What the task requires: Transcribe every entry word for word. Skip the pictures.

Records shown:
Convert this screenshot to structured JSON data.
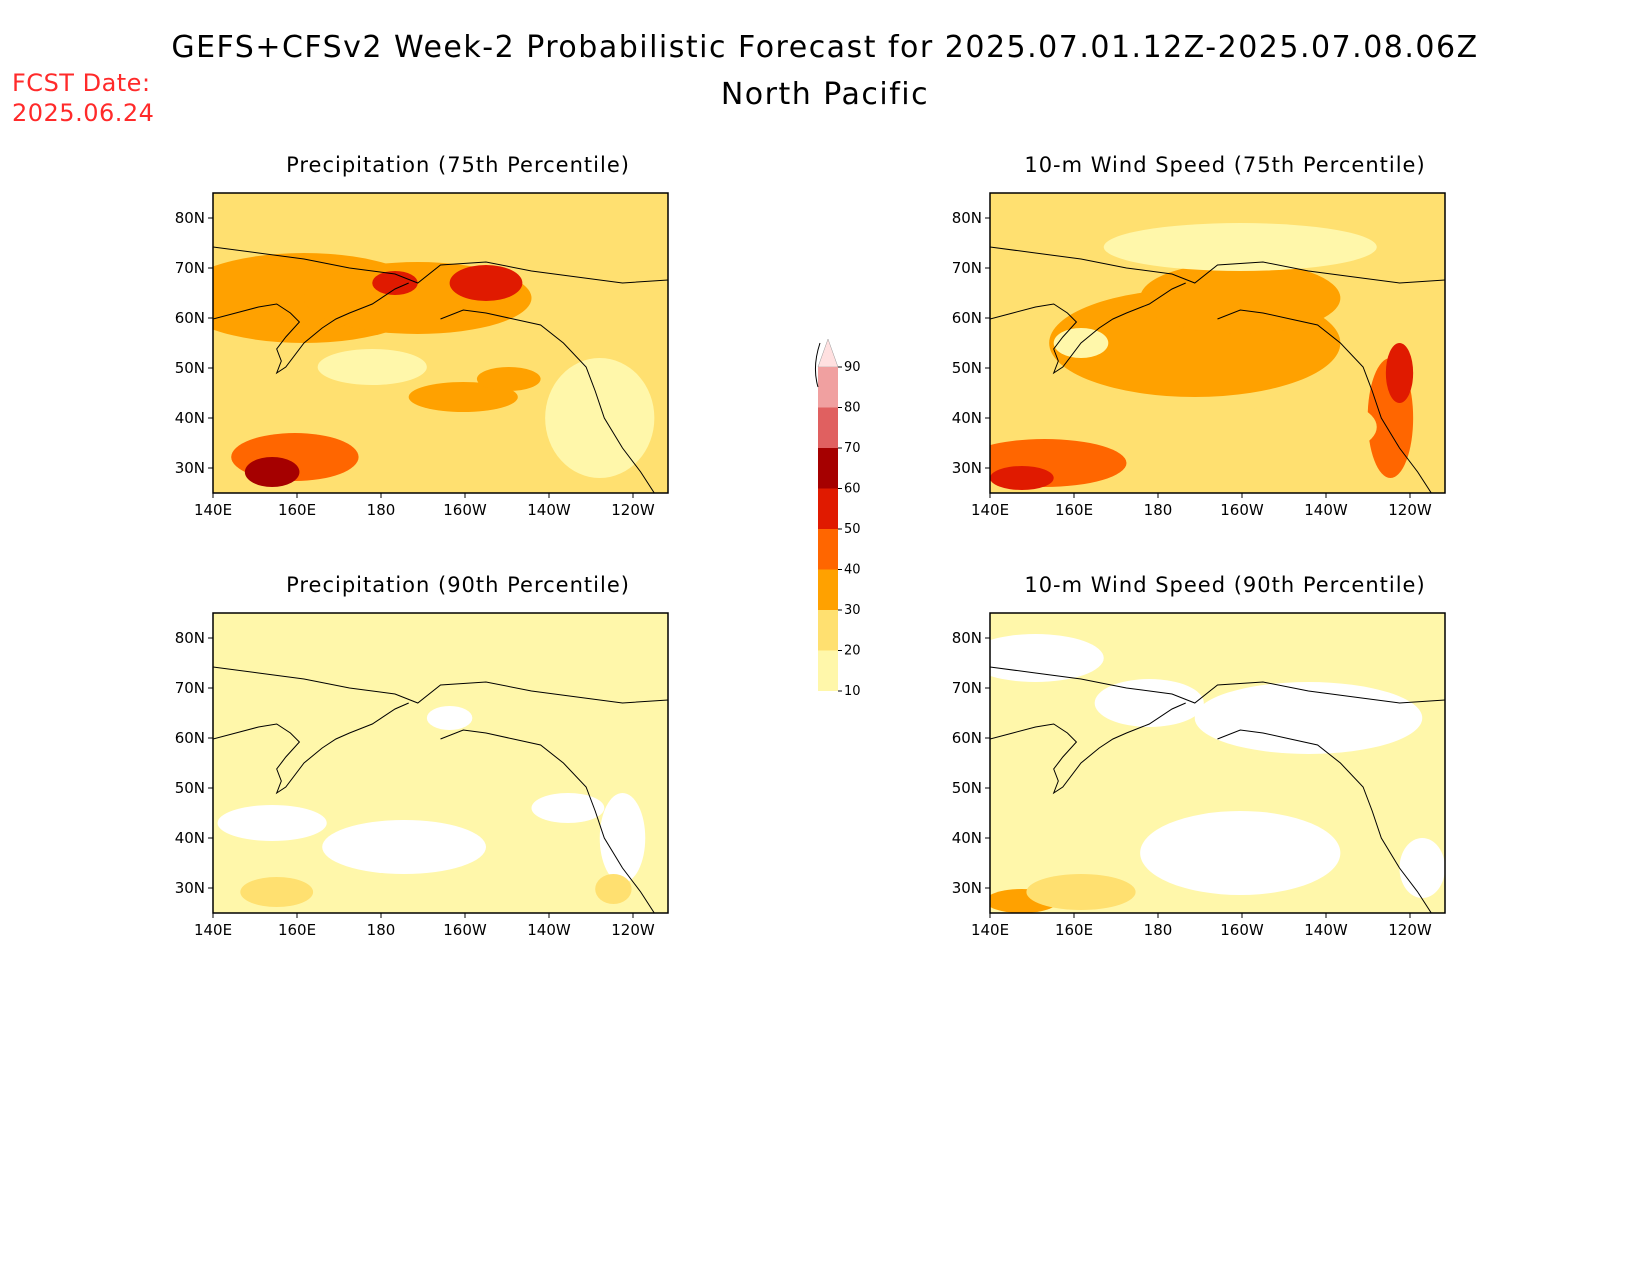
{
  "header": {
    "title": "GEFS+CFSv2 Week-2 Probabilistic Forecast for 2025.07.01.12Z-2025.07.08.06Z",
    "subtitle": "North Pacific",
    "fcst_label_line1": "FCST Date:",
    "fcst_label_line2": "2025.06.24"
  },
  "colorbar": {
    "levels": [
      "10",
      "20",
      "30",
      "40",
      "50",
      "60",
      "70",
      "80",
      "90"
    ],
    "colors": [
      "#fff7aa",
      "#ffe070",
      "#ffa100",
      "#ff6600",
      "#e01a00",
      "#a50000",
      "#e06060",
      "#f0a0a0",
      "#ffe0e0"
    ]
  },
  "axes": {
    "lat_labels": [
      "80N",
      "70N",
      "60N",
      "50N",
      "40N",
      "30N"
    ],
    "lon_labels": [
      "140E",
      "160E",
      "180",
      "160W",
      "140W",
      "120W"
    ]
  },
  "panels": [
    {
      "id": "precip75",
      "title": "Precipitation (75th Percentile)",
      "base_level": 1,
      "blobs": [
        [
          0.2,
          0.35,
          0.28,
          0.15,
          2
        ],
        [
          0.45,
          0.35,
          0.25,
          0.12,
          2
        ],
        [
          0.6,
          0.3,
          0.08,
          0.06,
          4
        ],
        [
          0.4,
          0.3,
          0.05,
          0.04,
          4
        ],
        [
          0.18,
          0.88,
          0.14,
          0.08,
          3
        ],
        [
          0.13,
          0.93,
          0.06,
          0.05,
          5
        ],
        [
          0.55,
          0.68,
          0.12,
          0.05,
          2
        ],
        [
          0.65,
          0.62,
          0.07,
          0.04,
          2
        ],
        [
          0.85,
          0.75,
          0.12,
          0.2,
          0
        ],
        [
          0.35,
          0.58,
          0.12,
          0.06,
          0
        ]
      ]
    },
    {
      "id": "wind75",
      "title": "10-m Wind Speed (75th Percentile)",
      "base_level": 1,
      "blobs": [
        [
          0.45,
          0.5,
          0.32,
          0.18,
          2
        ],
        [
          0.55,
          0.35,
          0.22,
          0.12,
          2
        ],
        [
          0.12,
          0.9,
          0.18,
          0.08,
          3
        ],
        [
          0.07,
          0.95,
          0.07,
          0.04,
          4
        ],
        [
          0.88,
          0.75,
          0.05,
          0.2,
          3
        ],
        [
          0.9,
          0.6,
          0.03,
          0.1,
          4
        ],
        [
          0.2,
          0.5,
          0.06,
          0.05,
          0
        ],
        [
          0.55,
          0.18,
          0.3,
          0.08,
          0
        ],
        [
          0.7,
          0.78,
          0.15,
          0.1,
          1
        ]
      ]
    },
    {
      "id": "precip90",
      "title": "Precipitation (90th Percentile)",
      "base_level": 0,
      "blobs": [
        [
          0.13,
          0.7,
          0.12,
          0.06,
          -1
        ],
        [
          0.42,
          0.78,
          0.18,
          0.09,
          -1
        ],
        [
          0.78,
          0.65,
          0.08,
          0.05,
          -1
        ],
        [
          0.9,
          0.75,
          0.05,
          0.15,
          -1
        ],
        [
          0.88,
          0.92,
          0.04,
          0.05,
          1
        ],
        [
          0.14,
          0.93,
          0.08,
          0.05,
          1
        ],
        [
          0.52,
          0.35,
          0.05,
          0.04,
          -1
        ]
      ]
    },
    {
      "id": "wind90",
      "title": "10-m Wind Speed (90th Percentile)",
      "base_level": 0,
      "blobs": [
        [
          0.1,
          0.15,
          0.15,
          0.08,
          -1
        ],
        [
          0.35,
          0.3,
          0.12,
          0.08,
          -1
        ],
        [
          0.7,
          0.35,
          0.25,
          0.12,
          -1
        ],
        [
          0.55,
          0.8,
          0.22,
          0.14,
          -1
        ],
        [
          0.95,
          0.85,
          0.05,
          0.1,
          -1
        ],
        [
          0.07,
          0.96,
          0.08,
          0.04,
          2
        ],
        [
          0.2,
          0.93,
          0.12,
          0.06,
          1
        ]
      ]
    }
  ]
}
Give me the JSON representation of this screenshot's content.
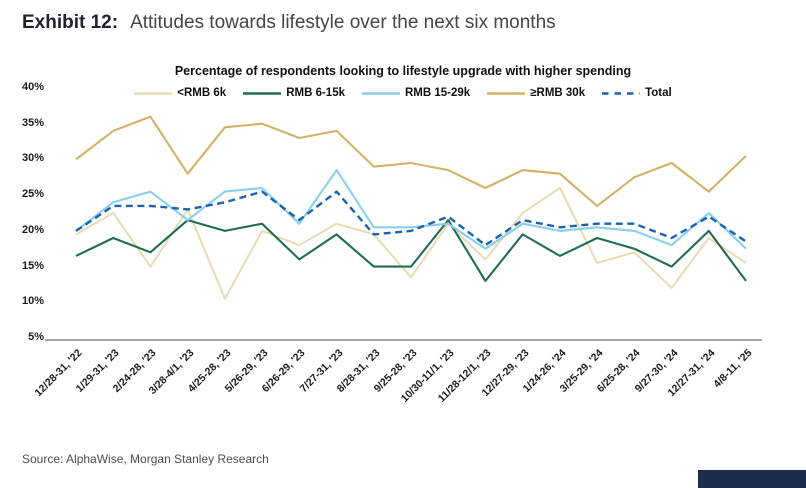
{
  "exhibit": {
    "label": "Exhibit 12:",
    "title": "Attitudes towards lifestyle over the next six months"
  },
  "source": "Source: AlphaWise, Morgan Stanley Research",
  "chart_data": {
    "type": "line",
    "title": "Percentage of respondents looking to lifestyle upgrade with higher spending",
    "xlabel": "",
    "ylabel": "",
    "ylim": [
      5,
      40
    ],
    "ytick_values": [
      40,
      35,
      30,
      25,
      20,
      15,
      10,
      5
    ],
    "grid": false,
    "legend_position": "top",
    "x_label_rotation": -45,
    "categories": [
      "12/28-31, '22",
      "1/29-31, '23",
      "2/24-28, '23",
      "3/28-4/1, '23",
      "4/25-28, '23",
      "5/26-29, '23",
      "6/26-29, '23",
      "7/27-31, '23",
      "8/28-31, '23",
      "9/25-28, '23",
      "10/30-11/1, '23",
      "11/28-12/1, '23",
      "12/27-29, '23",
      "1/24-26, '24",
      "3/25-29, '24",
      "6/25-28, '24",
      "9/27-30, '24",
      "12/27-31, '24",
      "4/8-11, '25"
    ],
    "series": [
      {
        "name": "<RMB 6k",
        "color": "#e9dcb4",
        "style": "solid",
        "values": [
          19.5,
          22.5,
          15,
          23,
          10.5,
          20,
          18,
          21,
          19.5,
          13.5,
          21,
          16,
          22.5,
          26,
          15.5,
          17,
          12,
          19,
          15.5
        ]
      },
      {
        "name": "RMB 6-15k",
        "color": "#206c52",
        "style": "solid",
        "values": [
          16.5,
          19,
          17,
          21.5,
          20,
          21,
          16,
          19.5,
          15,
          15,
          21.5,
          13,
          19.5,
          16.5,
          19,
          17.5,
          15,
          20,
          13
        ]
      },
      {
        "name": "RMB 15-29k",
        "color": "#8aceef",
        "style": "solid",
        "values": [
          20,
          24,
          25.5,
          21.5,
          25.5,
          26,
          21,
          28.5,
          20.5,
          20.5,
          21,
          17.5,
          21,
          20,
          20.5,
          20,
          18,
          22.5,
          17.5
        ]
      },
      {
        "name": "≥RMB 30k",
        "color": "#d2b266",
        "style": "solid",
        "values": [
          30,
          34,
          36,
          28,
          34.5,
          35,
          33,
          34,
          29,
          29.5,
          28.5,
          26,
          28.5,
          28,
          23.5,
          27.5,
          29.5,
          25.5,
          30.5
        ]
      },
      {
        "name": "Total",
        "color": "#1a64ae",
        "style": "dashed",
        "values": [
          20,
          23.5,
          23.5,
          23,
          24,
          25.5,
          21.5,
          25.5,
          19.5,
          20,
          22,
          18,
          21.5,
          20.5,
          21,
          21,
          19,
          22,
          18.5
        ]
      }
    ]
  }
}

Output for this exercise:
Convert this screenshot to structured JSON data.
{
  "header": {
    "title": "GEFS+CFSv2 Week-2 Probabilistic Forecast for 2025.07.01.12Z-2025.07.08.06Z",
    "subtitle": "North Pacific",
    "fcst_label_line1": "FCST Date:",
    "fcst_label_line2": "2025.06.24"
  },
  "colorbar": {
    "levels": [
      "10",
      "20",
      "30",
      "40",
      "50",
      "60",
      "70",
      "80",
      "90"
    ],
    "colors": [
      "#fff7aa",
      "#ffe070",
      "#ffa100",
      "#ff6600",
      "#e01a00",
      "#a50000",
      "#e06060",
      "#f0a0a0",
      "#ffe0e0"
    ]
  },
  "axes": {
    "lat_labels": [
      "80N",
      "70N",
      "60N",
      "50N",
      "40N",
      "30N"
    ],
    "lon_labels": [
      "140E",
      "160E",
      "180",
      "160W",
      "140W",
      "120W"
    ]
  },
  "panels": [
    {
      "id": "precip75",
      "title": "Precipitation (75th Percentile)",
      "base_level": 1,
      "blobs": [
        [
          0.2,
          0.35,
          0.28,
          0.15,
          2
        ],
        [
          0.45,
          0.35,
          0.25,
          0.12,
          2
        ],
        [
          0.6,
          0.3,
          0.08,
          0.06,
          4
        ],
        [
          0.4,
          0.3,
          0.05,
          0.04,
          4
        ],
        [
          0.18,
          0.88,
          0.14,
          0.08,
          3
        ],
        [
          0.13,
          0.93,
          0.06,
          0.05,
          5
        ],
        [
          0.55,
          0.68,
          0.12,
          0.05,
          2
        ],
        [
          0.65,
          0.62,
          0.07,
          0.04,
          2
        ],
        [
          0.85,
          0.75,
          0.12,
          0.2,
          0
        ],
        [
          0.35,
          0.58,
          0.12,
          0.06,
          0
        ]
      ]
    },
    {
      "id": "wind75",
      "title": "10-m Wind Speed (75th Percentile)",
      "base_level": 1,
      "blobs": [
        [
          0.45,
          0.5,
          0.32,
          0.18,
          2
        ],
        [
          0.55,
          0.35,
          0.22,
          0.12,
          2
        ],
        [
          0.12,
          0.9,
          0.18,
          0.08,
          3
        ],
        [
          0.07,
          0.95,
          0.07,
          0.04,
          4
        ],
        [
          0.88,
          0.75,
          0.05,
          0.2,
          3
        ],
        [
          0.9,
          0.6,
          0.03,
          0.1,
          4
        ],
        [
          0.2,
          0.5,
          0.06,
          0.05,
          0
        ],
        [
          0.55,
          0.18,
          0.3,
          0.08,
          0
        ],
        [
          0.7,
          0.78,
          0.15,
          0.1,
          1
        ]
      ]
    },
    {
      "id": "precip90",
      "title": "Precipitation (90th Percentile)",
      "base_level": 0,
      "blobs": [
        [
          0.13,
          0.7,
          0.12,
          0.06,
          -1
        ],
        [
          0.42,
          0.78,
          0.18,
          0.09,
          -1
        ],
        [
          0.78,
          0.65,
          0.08,
          0.05,
          -1
        ],
        [
          0.9,
          0.75,
          0.05,
          0.15,
          -1
        ],
        [
          0.88,
          0.92,
          0.04,
          0.05,
          1
        ],
        [
          0.14,
          0.93,
          0.08,
          0.05,
          1
        ],
        [
          0.52,
          0.35,
          0.05,
          0.04,
          -1
        ]
      ]
    },
    {
      "id": "wind90",
      "title": "10-m Wind Speed (90th Percentile)",
      "base_level": 0,
      "blobs": [
        [
          0.1,
          0.15,
          0.15,
          0.08,
          -1
        ],
        [
          0.35,
          0.3,
          0.12,
          0.08,
          -1
        ],
        [
          0.7,
          0.35,
          0.25,
          0.12,
          -1
        ],
        [
          0.55,
          0.8,
          0.22,
          0.14,
          -1
        ],
        [
          0.95,
          0.85,
          0.05,
          0.1,
          -1
        ],
        [
          0.07,
          0.96,
          0.08,
          0.04,
          2
        ],
        [
          0.2,
          0.93,
          0.12,
          0.06,
          1
        ]
      ]
    }
  ]
}
Give me the JSON representation of this screenshot's content.
{
  "exhibit": {
    "label": "Exhibit 12:",
    "title": "Attitudes towards lifestyle over the next six months"
  },
  "source": "Source: AlphaWise, Morgan Stanley Research",
  "chart_data": {
    "type": "line",
    "title": "Percentage of respondents looking to lifestyle upgrade with higher spending",
    "xlabel": "",
    "ylabel": "",
    "ylim": [
      5,
      40
    ],
    "ytick_values": [
      40,
      35,
      30,
      25,
      20,
      15,
      10,
      5
    ],
    "grid": false,
    "legend_position": "top",
    "x_label_rotation": -45,
    "categories": [
      "12/28-31, '22",
      "1/29-31, '23",
      "2/24-28, '23",
      "3/28-4/1, '23",
      "4/25-28, '23",
      "5/26-29, '23",
      "6/26-29, '23",
      "7/27-31, '23",
      "8/28-31, '23",
      "9/25-28, '23",
      "10/30-11/1, '23",
      "11/28-12/1, '23",
      "12/27-29, '23",
      "1/24-26, '24",
      "3/25-29, '24",
      "6/25-28, '24",
      "9/27-30, '24",
      "12/27-31, '24",
      "4/8-11, '25"
    ],
    "series": [
      {
        "name": "<RMB 6k",
        "color": "#e9dcb4",
        "style": "solid",
        "values": [
          19.5,
          22.5,
          15,
          23,
          10.5,
          20,
          18,
          21,
          19.5,
          13.5,
          21,
          16,
          22.5,
          26,
          15.5,
          17,
          12,
          19,
          15.5
        ]
      },
      {
        "name": "RMB 6-15k",
        "color": "#206c52",
        "style": "solid",
        "values": [
          16.5,
          19,
          17,
          21.5,
          20,
          21,
          16,
          19.5,
          15,
          15,
          21.5,
          13,
          19.5,
          16.5,
          19,
          17.5,
          15,
          20,
          13
        ]
      },
      {
        "name": "RMB 15-29k",
        "color": "#8aceef",
        "style": "solid",
        "values": [
          20,
          24,
          25.5,
          21.5,
          25.5,
          26,
          21,
          28.5,
          20.5,
          20.5,
          21,
          17.5,
          21,
          20,
          20.5,
          20,
          18,
          22.5,
          17.5
        ]
      },
      {
        "name": "≥RMB 30k",
        "color": "#d2b266",
        "style": "solid",
        "values": [
          30,
          34,
          36,
          28,
          34.5,
          35,
          33,
          34,
          29,
          29.5,
          28.5,
          26,
          28.5,
          28,
          23.5,
          27.5,
          29.5,
          25.5,
          30.5
        ]
      },
      {
        "name": "Total",
        "color": "#1a64ae",
        "style": "dashed",
        "values": [
          20,
          23.5,
          23.5,
          23,
          24,
          25.5,
          21.5,
          25.5,
          19.5,
          20,
          22,
          18,
          21.5,
          20.5,
          21,
          21,
          19,
          22,
          18.5
        ]
      }
    ]
  }
}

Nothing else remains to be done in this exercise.